▶ **WHAT TO PRODUCE**: Please give the data below again in full, exactly as it stands.

* Begin DATA FOR PROCESSING *

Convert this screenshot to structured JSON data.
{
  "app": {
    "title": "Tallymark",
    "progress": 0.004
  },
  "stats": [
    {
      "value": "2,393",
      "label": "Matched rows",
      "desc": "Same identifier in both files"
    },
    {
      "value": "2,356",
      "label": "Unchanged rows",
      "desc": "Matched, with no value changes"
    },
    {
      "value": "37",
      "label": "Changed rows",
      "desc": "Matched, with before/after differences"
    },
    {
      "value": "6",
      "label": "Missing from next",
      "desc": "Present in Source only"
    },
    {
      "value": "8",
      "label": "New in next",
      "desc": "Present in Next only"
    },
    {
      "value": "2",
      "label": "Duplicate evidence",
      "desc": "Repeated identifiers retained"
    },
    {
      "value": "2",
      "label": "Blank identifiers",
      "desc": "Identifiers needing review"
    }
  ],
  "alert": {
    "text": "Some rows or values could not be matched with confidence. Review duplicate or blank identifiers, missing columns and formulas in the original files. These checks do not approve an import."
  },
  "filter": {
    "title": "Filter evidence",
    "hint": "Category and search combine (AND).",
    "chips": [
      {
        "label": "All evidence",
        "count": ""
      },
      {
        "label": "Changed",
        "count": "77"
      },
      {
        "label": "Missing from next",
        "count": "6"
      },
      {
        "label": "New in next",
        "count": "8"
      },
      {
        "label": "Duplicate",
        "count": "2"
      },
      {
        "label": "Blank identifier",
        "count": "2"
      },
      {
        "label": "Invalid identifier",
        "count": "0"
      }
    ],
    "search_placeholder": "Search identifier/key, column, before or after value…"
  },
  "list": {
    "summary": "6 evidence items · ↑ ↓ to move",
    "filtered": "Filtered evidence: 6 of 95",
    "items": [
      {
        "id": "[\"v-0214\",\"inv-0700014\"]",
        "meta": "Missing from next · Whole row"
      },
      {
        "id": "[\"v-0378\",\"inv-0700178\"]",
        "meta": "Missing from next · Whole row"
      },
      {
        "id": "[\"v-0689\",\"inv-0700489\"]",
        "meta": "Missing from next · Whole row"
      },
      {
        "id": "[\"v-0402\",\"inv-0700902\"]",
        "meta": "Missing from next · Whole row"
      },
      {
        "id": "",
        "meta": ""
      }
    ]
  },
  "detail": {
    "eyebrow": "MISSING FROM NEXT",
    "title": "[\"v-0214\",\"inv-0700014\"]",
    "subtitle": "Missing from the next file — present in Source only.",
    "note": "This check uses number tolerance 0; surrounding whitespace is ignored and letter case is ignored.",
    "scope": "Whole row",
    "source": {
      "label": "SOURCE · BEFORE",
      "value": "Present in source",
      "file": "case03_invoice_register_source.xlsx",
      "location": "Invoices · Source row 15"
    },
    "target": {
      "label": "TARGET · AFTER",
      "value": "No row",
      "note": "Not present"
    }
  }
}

* End DATA FOR PROCESSING *

▶ **WORKED SOLUTION**:
Convert this screenshot to structured JSON data.
{
  "app": {
    "title": "Tallymark",
    "progress": 0.004
  },
  "stats": [
    {
      "value": "2,393",
      "label": "Matched rows",
      "desc": "Same identifier in both files"
    },
    {
      "value": "2,356",
      "label": "Unchanged rows",
      "desc": "Matched, with no value changes"
    },
    {
      "value": "37",
      "label": "Changed rows",
      "desc": "Matched, with before/after differences"
    },
    {
      "value": "6",
      "label": "Missing from next",
      "desc": "Present in Source only"
    },
    {
      "value": "8",
      "label": "New in next",
      "desc": "Present in Next only"
    },
    {
      "value": "2",
      "label": "Duplicate evidence",
      "desc": "Repeated identifiers retained"
    },
    {
      "value": "2",
      "label": "Blank identifiers",
      "desc": "Identifiers needing review"
    }
  ],
  "alert": {
    "text": "Some rows or values could not be matched with confidence. Review duplicate or blank identifiers, missing columns and formulas in the original files. These checks do not approve an import."
  },
  "filter": {
    "title": "Filter evidence",
    "hint": "Category and search combine (AND).",
    "chips": [
      {
        "label": "All evidence",
        "count": ""
      },
      {
        "label": "Changed",
        "count": "77"
      },
      {
        "label": "Missing from next",
        "count": "6"
      },
      {
        "label": "New in next",
        "count": "8"
      },
      {
        "label": "Duplicate",
        "count": "2"
      },
      {
        "label": "Blank identifier",
        "count": "2"
      },
      {
        "label": "Invalid identifier",
        "count": "0"
      }
    ],
    "search_placeholder": "Search identifier/key, column, before or after value…"
  },
  "list": {
    "summary": "6 evidence items · ↑ ↓ to move",
    "filtered": "Filtered evidence: 6 of 95",
    "items": [
      {
        "id": "[\"v-0214\",\"inv-0700014\"]",
        "meta": "Missing from next · Whole row"
      },
      {
        "id": "[\"v-0378\",\"inv-0700178\"]",
        "meta": "Missing from next · Whole row"
      },
      {
        "id": "[\"v-0689\",\"inv-0700489\"]",
        "meta": "Missing from next · Whole row"
      },
      {
        "id": "[\"v-0402\",\"inv-0700902\"]",
        "meta": "Missing from next · Whole row"
      },
      {
        "id": "",
        "meta": ""
      }
    ]
  },
  "detail": {
    "eyebrow": "MISSING FROM NEXT",
    "title": "[\"v-0214\",\"inv-0700014\"]",
    "subtitle": "Missing from the next file — present in Source only.",
    "note": "This check uses number tolerance 0; surrounding whitespace is ignored and letter case is ignored.",
    "scope": "Whole row",
    "source": {
      "label": "SOURCE · BEFORE",
      "value": "Present in source",
      "file": "case03_invoice_register_source.xlsx",
      "location": "Invoices · Source row 15"
    },
    "target": {
      "label": "TARGET · AFTER",
      "value": "No row",
      "note": "Not present"
    }
  }
}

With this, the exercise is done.